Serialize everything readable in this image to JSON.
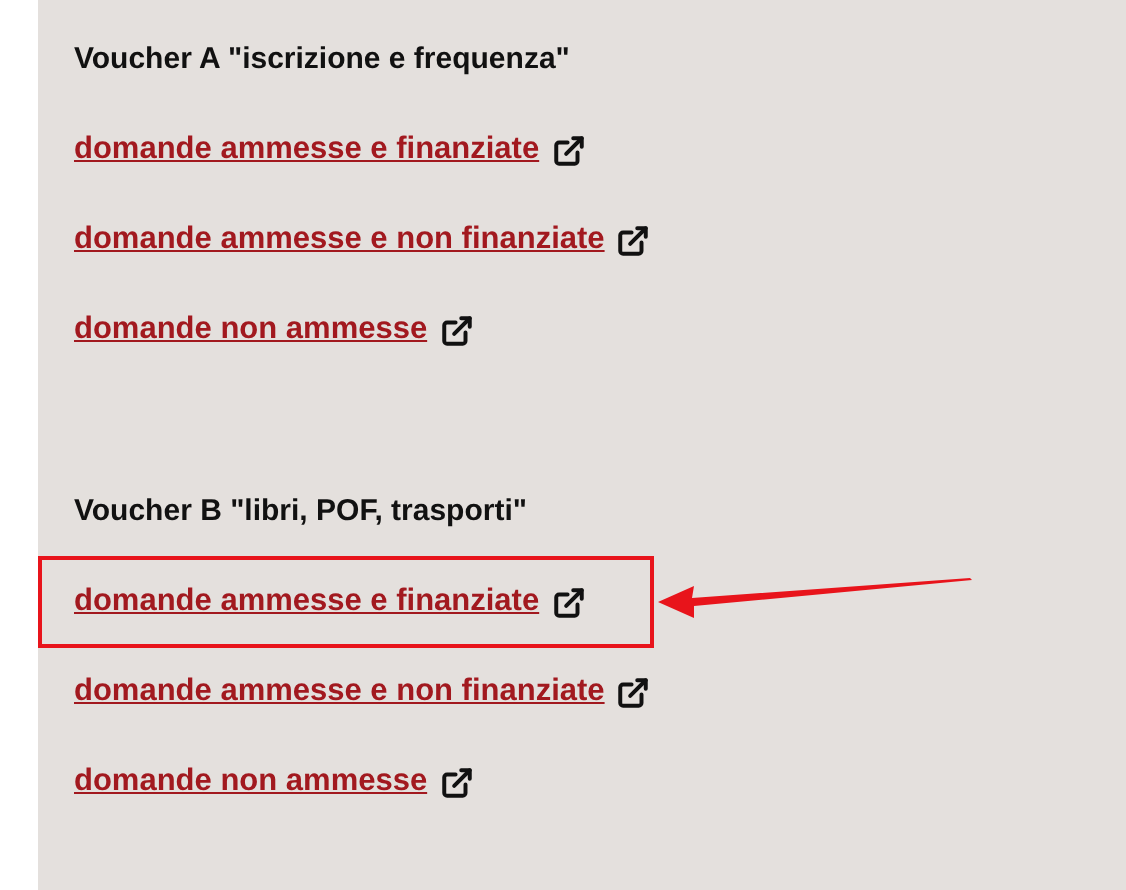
{
  "sections": [
    {
      "title": "Voucher A \"iscrizione e frequenza\"",
      "links": [
        {
          "label": "domande ammesse e finanziate",
          "highlighted": false
        },
        {
          "label": "domande ammesse e non finanziate",
          "highlighted": false
        },
        {
          "label": "domande non ammesse",
          "highlighted": false
        }
      ]
    },
    {
      "title": "Voucher B \"libri, POF, trasporti\"",
      "links": [
        {
          "label": "domande ammesse e finanziate",
          "highlighted": true
        },
        {
          "label": "domande ammesse e non finanziate",
          "highlighted": false
        },
        {
          "label": "domande non ammesse",
          "highlighted": false
        }
      ]
    }
  ]
}
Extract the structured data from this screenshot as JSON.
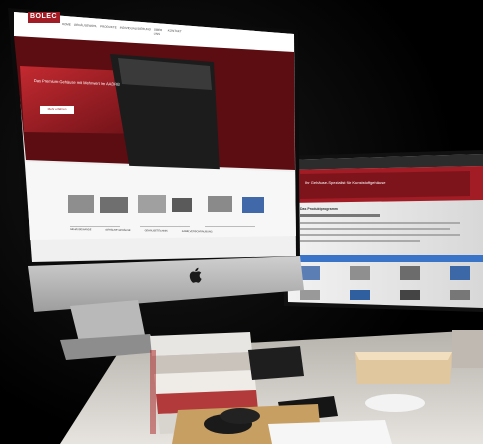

• **Do this**:
From the data above, write out everything exactly except the pictures.

• **Output for this exercise**:
Serialize everything readable in this image to JSON.
{
  "sections": [
    {
      "title": "Voucher A \"iscrizione e frequenza\"",
      "links": [
        {
          "label": "domande ammesse e finanziate",
          "highlighted": false
        },
        {
          "label": "domande ammesse e non finanziate",
          "highlighted": false
        },
        {
          "label": "domande non ammesse",
          "highlighted": false
        }
      ]
    },
    {
      "title": "Voucher B \"libri, POF, trasporti\"",
      "links": [
        {
          "label": "domande ammesse e finanziate",
          "highlighted": true
        },
        {
          "label": "domande ammesse e non finanziate",
          "highlighted": false
        },
        {
          "label": "domande non ammesse",
          "highlighted": false
        }
      ]
    }
  ]
}
Extract the structured data from this screenshot as JSON.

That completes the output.